Write only the number of lines in the records beneath that hold "name".

>> begin Data entries

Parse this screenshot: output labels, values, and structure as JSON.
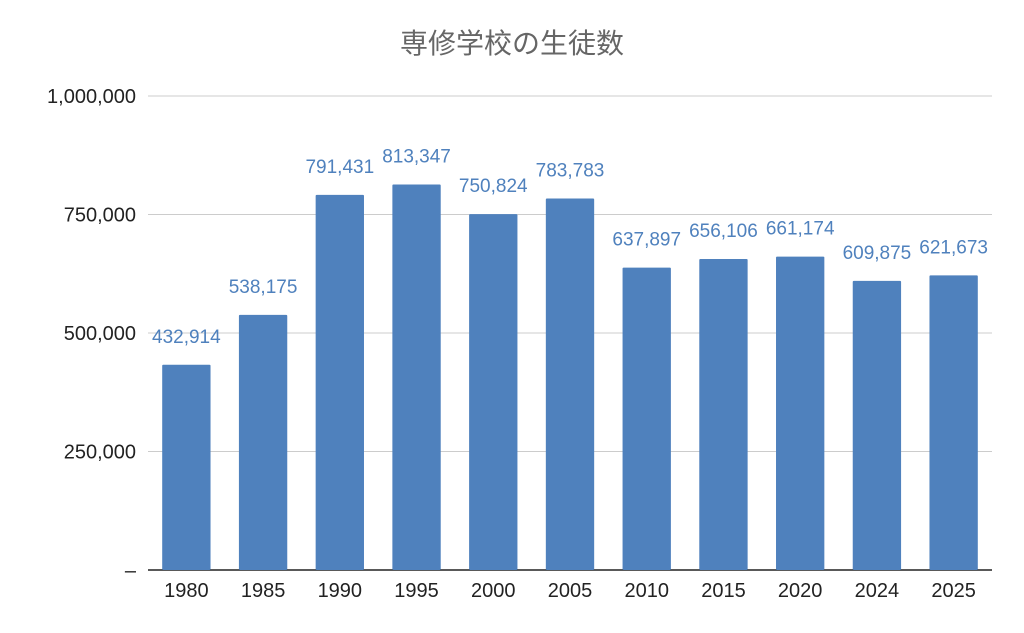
{
  "chart_data": {
    "type": "bar",
    "title": "専修学校の生徒数",
    "xlabel": "",
    "ylabel": "",
    "categories": [
      "1980",
      "1985",
      "1990",
      "1995",
      "2000",
      "2005",
      "2010",
      "2015",
      "2020",
      "2024",
      "2025"
    ],
    "values": [
      432914,
      538175,
      791431,
      813347,
      750824,
      783783,
      637897,
      656106,
      661174,
      609875,
      621673
    ],
    "value_labels": [
      "432,914",
      "538,175",
      "791,431",
      "813,347",
      "750,824",
      "783,783",
      "637,897",
      "656,106",
      "661,174",
      "609,875",
      "621,673"
    ],
    "ylim": [
      0,
      1000000
    ],
    "yticks": [
      0,
      250000,
      500000,
      750000,
      1000000
    ],
    "ytick_labels": [
      "–",
      "250,000",
      "500,000",
      "750,000",
      "1,000,000"
    ],
    "grid": true,
    "legend": "none",
    "colors": {
      "bar": "#4f81bd",
      "data_label": "#4f81bd",
      "grid": "#cccccc",
      "axis": "#222222",
      "title": "#666666"
    }
  }
}
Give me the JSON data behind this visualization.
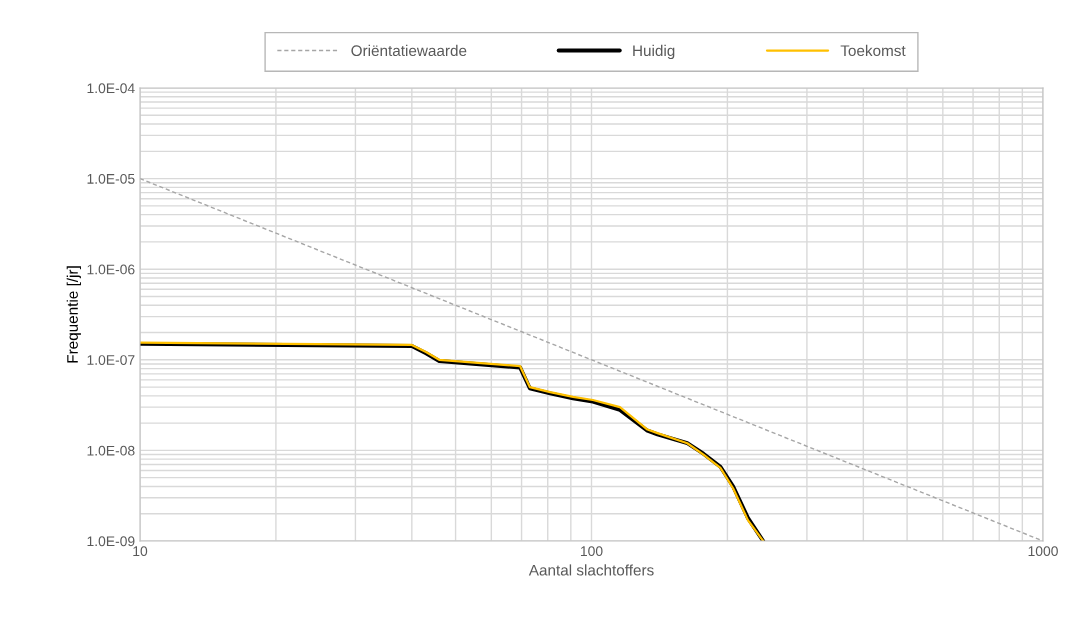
{
  "chart_data": {
    "type": "line",
    "xlabel": "Aantal slachtoffers",
    "ylabel": "Frequentie [/jr]",
    "log": "xy",
    "grid": true,
    "legend": "top",
    "xlim": [
      10,
      1000
    ],
    "xticks": [
      10,
      100,
      1000
    ],
    "ylim": [
      1e-09,
      0.0001
    ],
    "yticks": [
      {
        "value": 1e-09,
        "label": "1.0E-09"
      },
      {
        "value": 1e-08,
        "label": "1.0E-08"
      },
      {
        "value": 1e-07,
        "label": "1.0E-07"
      },
      {
        "value": 1e-06,
        "label": "1.0E-06"
      },
      {
        "value": 1e-05,
        "label": "1.0E-05"
      },
      {
        "value": 0.0001,
        "label": "1.0E-04"
      }
    ],
    "series": [
      {
        "name": "Oriëntatiewaarde",
        "color": "#a6a6a6",
        "line_style": "dashed",
        "x": [
          10,
          1000
        ],
        "values": [
          1e-05,
          1e-09
        ]
      },
      {
        "name": "Huidig",
        "color": "#000000",
        "line_style": "solid",
        "x": [
          10,
          40,
          43,
          46,
          69.5,
          73,
          81,
          91,
          100.7,
          115.6,
          133,
          140,
          163,
          177,
          193,
          206,
          222,
          240
        ],
        "values": [
          1.5e-07,
          1.42e-07,
          1.18e-07,
          9.7e-08,
          8.2e-08,
          4.85e-08,
          4.25e-08,
          3.75e-08,
          3.45e-08,
          2.8e-08,
          1.65e-08,
          1.5e-08,
          1.2e-08,
          9.2e-09,
          6.6e-09,
          4e-09,
          1.8e-09,
          1e-09
        ]
      },
      {
        "name": "Toekomst",
        "color": "#ffc000",
        "line_style": "solid",
        "x": [
          10,
          40,
          43,
          46,
          69.5,
          73,
          81,
          91,
          100.7,
          115.6,
          133,
          140,
          163,
          177,
          193,
          206,
          222,
          240
        ],
        "values": [
          1.55e-07,
          1.46e-07,
          1.22e-07,
          1e-07,
          8.5e-08,
          5e-08,
          4.4e-08,
          3.9e-08,
          3.6e-08,
          3e-08,
          1.7e-08,
          1.55e-08,
          1.2e-08,
          9e-09,
          6.4e-09,
          3.8e-09,
          1.7e-09,
          1e-09
        ]
      }
    ]
  }
}
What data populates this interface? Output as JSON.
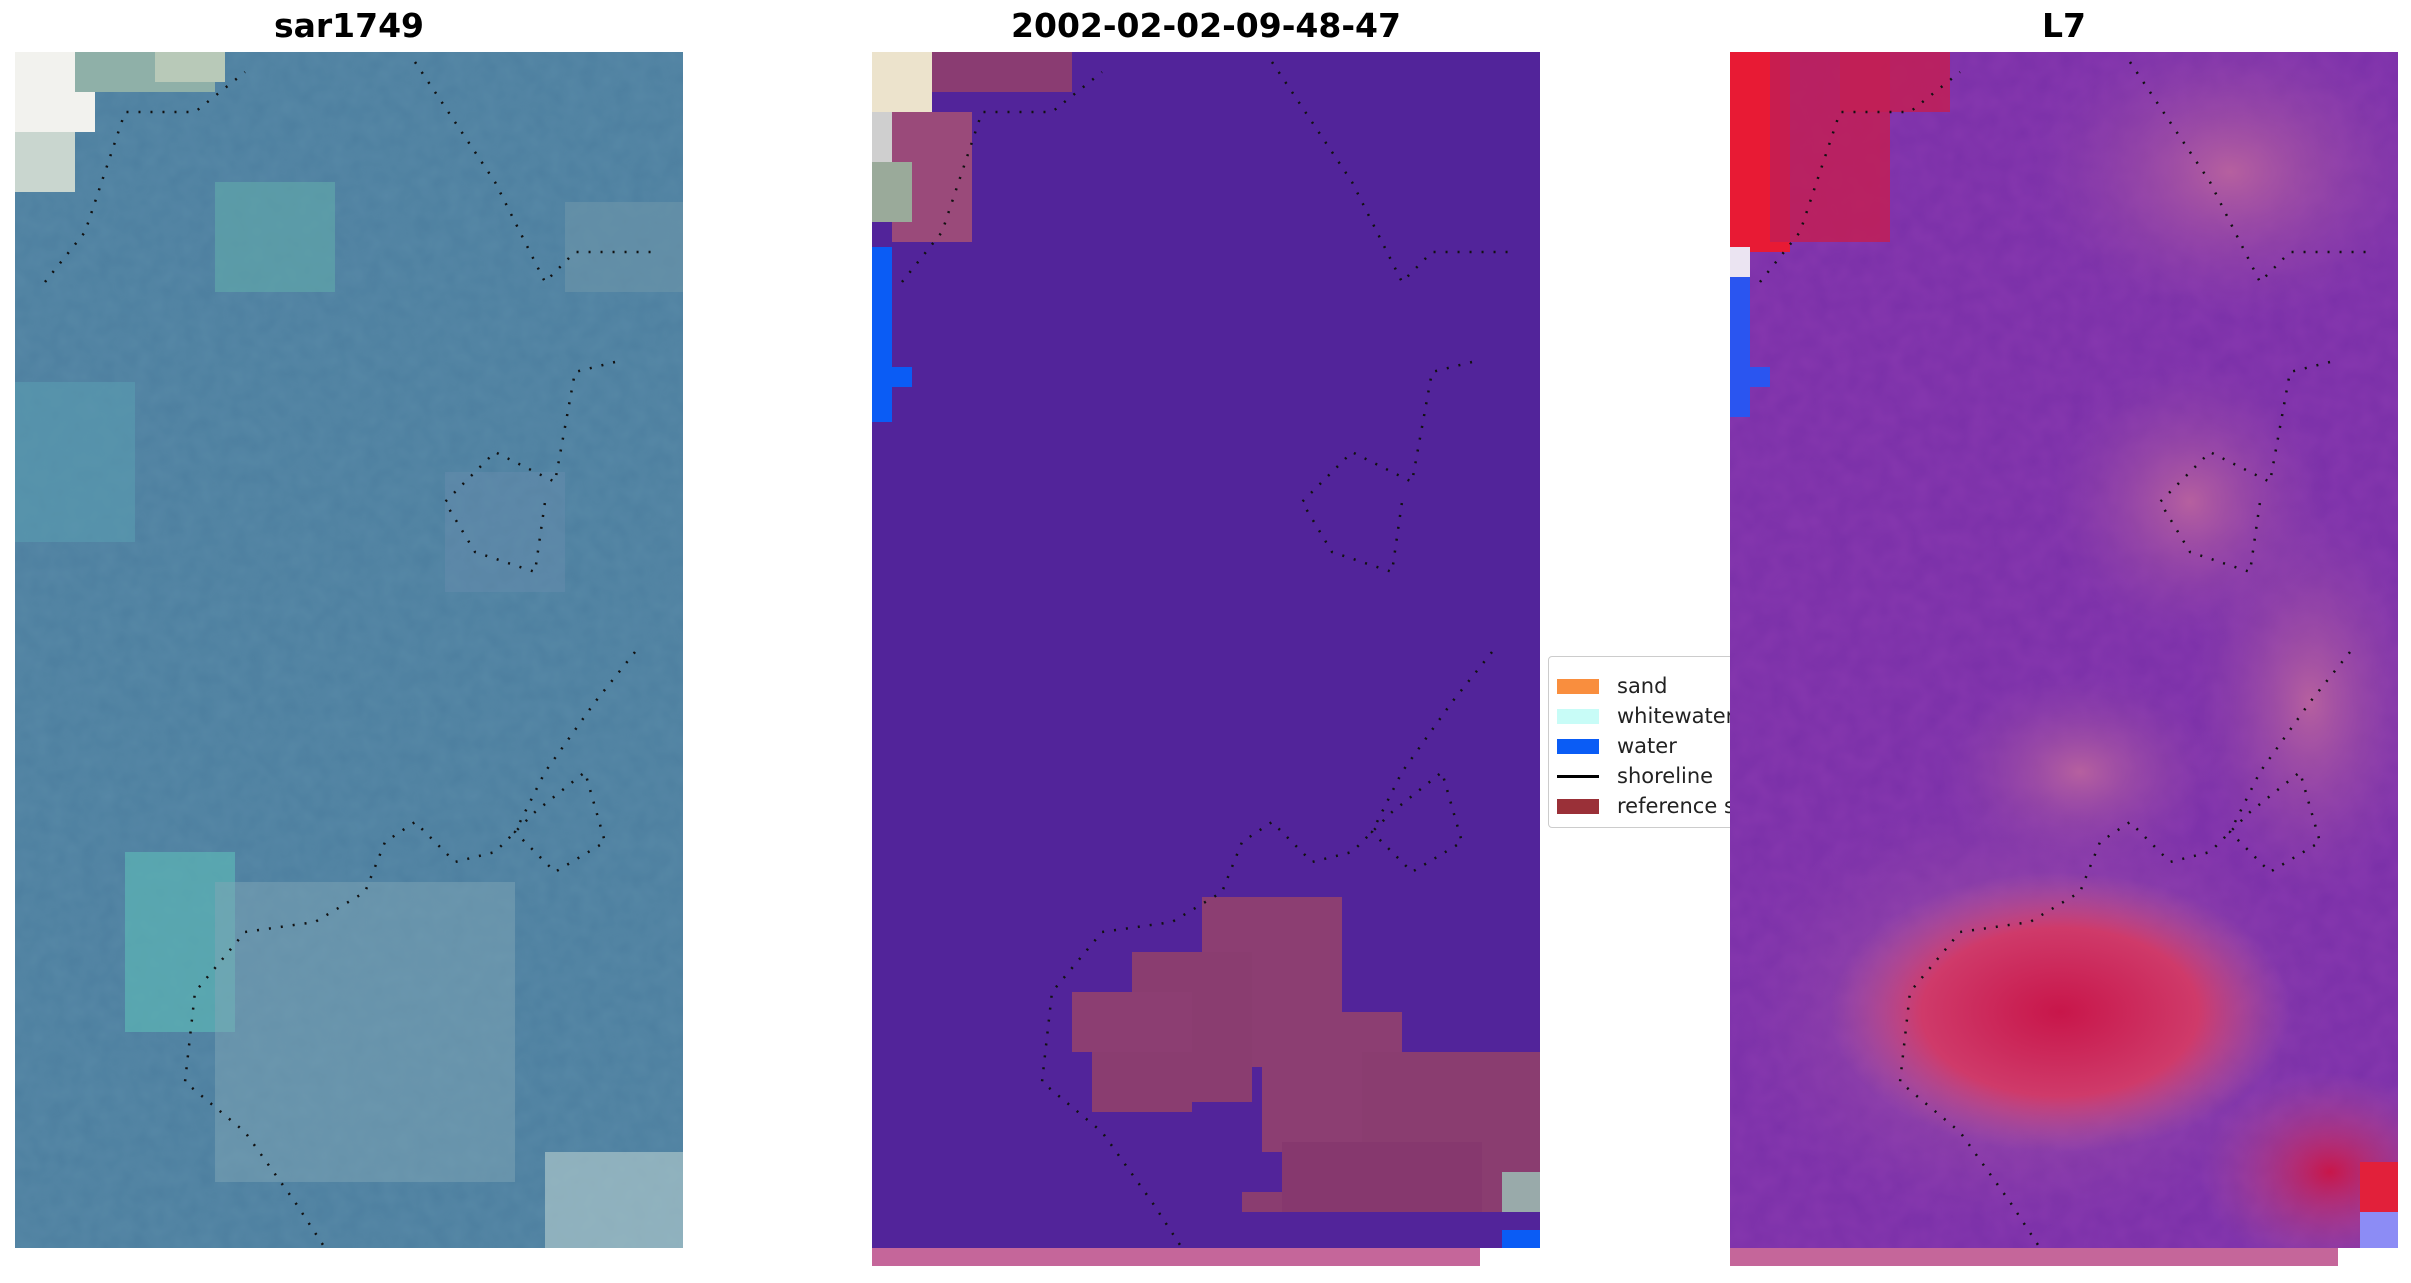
{
  "panels": [
    {
      "title": "sar1749"
    },
    {
      "title": "2002-02-02-09-48-47"
    },
    {
      "title": "L7"
    }
  ],
  "legend": {
    "entries": [
      {
        "label": "sand",
        "color": "#f98e3e"
      },
      {
        "label": "whitewater",
        "color": "#c8fcf7"
      },
      {
        "label": "water",
        "color": "#0a5cf5"
      },
      {
        "label": "shoreline",
        "color": "#000000"
      },
      {
        "label": "reference shoreline",
        "color": "#9a3038"
      }
    ]
  },
  "colors": {
    "satellite_base": "#4b7e9e",
    "classified_background": "#52249a",
    "classified_patch": "#8c3e72",
    "index_base": "#7a2fa6",
    "index_hot": "#c8164a",
    "bottom_strip": "#c5669a"
  }
}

>> end Data entries

→ Final result
3